Write out all the material exactly. Leave nothing out.

#### Exercise input
----
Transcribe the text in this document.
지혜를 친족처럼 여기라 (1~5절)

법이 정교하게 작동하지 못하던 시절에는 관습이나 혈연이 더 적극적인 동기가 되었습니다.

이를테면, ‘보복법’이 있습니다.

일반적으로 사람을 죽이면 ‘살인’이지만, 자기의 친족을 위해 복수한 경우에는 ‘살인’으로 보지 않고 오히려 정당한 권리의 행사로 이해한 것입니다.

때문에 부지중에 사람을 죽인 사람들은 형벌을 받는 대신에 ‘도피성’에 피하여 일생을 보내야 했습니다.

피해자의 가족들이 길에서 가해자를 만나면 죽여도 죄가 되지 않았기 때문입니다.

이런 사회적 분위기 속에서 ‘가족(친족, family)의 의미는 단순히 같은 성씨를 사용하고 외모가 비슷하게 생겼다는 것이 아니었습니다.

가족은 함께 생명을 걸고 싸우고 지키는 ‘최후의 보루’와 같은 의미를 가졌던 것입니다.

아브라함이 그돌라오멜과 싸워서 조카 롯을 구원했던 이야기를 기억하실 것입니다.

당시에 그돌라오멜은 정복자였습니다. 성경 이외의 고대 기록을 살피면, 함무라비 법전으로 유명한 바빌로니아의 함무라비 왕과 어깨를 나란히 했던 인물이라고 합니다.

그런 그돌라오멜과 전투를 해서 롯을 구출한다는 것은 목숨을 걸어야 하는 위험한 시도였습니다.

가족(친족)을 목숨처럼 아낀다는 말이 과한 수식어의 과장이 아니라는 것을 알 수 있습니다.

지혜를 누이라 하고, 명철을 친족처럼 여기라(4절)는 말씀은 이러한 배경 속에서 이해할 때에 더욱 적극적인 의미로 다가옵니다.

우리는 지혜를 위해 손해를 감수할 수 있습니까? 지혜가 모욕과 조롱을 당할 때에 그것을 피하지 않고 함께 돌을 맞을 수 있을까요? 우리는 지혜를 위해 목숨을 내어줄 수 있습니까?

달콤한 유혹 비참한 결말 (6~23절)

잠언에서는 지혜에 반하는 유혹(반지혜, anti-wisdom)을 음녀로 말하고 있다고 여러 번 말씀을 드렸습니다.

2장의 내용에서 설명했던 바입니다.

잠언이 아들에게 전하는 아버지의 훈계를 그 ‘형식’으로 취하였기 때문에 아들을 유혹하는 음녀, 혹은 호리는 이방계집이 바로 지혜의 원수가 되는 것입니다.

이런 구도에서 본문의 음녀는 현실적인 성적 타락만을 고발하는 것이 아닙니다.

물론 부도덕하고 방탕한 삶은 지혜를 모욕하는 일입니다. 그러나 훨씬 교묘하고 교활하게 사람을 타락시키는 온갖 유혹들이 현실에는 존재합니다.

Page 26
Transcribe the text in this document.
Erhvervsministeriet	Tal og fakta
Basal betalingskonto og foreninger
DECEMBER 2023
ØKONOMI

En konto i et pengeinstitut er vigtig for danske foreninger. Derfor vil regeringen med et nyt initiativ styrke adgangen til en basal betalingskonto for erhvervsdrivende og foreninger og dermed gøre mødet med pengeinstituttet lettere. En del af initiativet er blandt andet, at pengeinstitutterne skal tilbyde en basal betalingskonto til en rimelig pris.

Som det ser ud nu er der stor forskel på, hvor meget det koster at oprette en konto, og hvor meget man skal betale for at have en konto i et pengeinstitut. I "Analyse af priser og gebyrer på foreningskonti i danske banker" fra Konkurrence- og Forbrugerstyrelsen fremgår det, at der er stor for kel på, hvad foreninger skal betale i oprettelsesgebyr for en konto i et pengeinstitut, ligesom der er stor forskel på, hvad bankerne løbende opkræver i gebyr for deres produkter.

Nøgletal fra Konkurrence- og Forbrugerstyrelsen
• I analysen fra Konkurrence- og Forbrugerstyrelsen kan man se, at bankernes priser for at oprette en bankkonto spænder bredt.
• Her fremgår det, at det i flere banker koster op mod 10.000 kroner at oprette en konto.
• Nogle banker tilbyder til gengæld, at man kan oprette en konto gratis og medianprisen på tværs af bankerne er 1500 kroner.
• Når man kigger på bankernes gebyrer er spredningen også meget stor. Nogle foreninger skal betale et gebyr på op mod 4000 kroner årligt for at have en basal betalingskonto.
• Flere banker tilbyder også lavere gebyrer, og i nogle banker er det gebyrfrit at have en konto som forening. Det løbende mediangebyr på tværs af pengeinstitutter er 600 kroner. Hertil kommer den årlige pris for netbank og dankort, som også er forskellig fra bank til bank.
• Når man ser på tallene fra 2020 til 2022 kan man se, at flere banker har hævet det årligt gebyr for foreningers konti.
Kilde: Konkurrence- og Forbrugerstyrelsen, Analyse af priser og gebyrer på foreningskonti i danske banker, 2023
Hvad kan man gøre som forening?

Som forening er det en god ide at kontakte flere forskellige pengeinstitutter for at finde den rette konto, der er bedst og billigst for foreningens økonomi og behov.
----
#### Output for this task
Transcribe the text in this document.
지혜를 친족처럼 여기라 (1~5절)

법이 정교하게 작동하지 못하던 시절에는 관습이나 혈연이 더 적극적인 동기가 되었습니다.

이를테면, ‘보복법’이 있습니다.

일반적으로 사람을 죽이면 ‘살인’이지만, 자기의 친족을 위해 복수한 경우에는 ‘살인’으로 보지 않고 오히려 정당한 권리의 행사로 이해한 것입니다.

때문에 부지중에 사람을 죽인 사람들은 형벌을 받는 대신에 ‘도피성’에 피하여 일생을 보내야 했습니다.

피해자의 가족들이 길에서 가해자를 만나면 죽여도 죄가 되지 않았기 때문입니다.

이런 사회적 분위기 속에서 ‘가족(친족, family)의 의미는 단순히 같은 성씨를 사용하고 외모가 비슷하게 생겼다는 것이 아니었습니다.

가족은 함께 생명을 걸고 싸우고 지키는 ‘최후의 보루’와 같은 의미를 가졌던 것입니다.

아브라함이 그돌라오멜과 싸워서 조카 롯을 구원했던 이야기를 기억하실 것입니다.

당시에 그돌라오멜은 정복자였습니다. 성경 이외의 고대 기록을 살피면, 함무라비 법전으로 유명한 바빌로니아의 함무라비 왕과 어깨를 나란히 했던 인물이라고 합니다.

그런 그돌라오멜과 전투를 해서 롯을 구출한다는 것은 목숨을 걸어야 하는 위험한 시도였습니다.

가족(친족)을 목숨처럼 아낀다는 말이 과한 수식어의 과장이 아니라는 것을 알 수 있습니다.

지혜를 누이라 하고, 명철을 친족처럼 여기라(4절)는 말씀은 이러한 배경 속에서 이해할 때에 더욱 적극적인 의미로 다가옵니다.

우리는 지혜를 위해 손해를 감수할 수 있습니까? 지혜가 모욕과 조롱을 당할 때에 그것을 피하지 않고 함께 돌을 맞을 수 있을까요? 우리는 지혜를 위해 목숨을 내어줄 수 있습니까?

달콤한 유혹 비참한 결말 (6~23절)

잠언에서는 지혜에 반하는 유혹(반지혜, anti-wisdom)을 음녀로 말하고 있다고 여러 번 말씀을 드렸습니다.

2장의 내용에서 설명했던 바입니다.

잠언이 아들에게 전하는 아버지의 훈계를 그 ‘형식’으로 취하였기 때문에 아들을 유혹하는 음녀, 혹은 호리는 이방계집이 바로 지혜의 원수가 되는 것입니다.

이런 구도에서 본문의 음녀는 현실적인 성적 타락만을 고발하는 것이 아닙니다.

물론 부도덕하고 방탕한 삶은 지혜를 모욕하는 일입니다. 그러나 훨씬 교묘하고 교활하게 사람을 타락시키는 온갖 유혹들이 현실에는 존재합니다.

Page 26
Transcribe the text in this document.
Erhvervsministeriet	Tal og fakta
Basal betalingskonto og foreninger
DECEMBER 2023
ØKONOMI

En konto i et pengeinstitut er vigtig for danske foreninger. Derfor vil regeringen med et nyt initiativ styrke adgangen til en basal betalingskonto for erhvervsdrivende og foreninger og dermed gøre mødet med pengeinstituttet lettere. En del af initiativet er blandt andet, at pengeinstitutterne skal tilbyde en basal betalingskonto til en rimelig pris.

Som det ser ud nu er der stor forskel på, hvor meget det koster at oprette en konto, og hvor meget man skal betale for at have en konto i et pengeinstitut. I "Analyse af priser og gebyrer på foreningskonti i danske banker" fra Konkurrence- og Forbrugerstyrelsen fremgår det, at der er stor for kel på, hvad foreninger skal betale i oprettelsesgebyr for en konto i et pengeinstitut, ligesom der er stor forskel på, hvad bankerne løbende opkræver i gebyr for deres produkter.

Nøgletal fra Konkurrence- og Forbrugerstyrelsen
• I analysen fra Konkurrence- og Forbrugerstyrelsen kan man se, at bankernes priser for at oprette en bankkonto spænder bredt.
• Her fremgår det, at det i flere banker koster op mod 10.000 kroner at oprette en konto.
• Nogle banker tilbyder til gengæld, at man kan oprette en konto gratis og medianprisen på tværs af bankerne er 1500 kroner.
• Når man kigger på bankernes gebyrer er spredningen også meget stor. Nogle foreninger skal betale et gebyr på op mod 4000 kroner årligt for at have en basal betalingskonto.
• Flere banker tilbyder også lavere gebyrer, og i nogle banker er det gebyrfrit at have en konto som forening. Det løbende mediangebyr på tværs af pengeinstitutter er 600 kroner. Hertil kommer den årlige pris for netbank og dankort, som også er forskellig fra bank til bank.
• Når man ser på tallene fra 2020 til 2022 kan man se, at flere banker har hævet det årligt gebyr for foreningers konti.
Kilde: Konkurrence- og Forbrugerstyrelsen, Analyse af priser og gebyrer på foreningskonti i danske banker, 2023
Hvad kan man gøre som forening?

Som forening er det en god ide at kontakte flere forskellige pengeinstitutter for at finde den rette konto, der er bedst og billigst for foreningens økonomi og behov.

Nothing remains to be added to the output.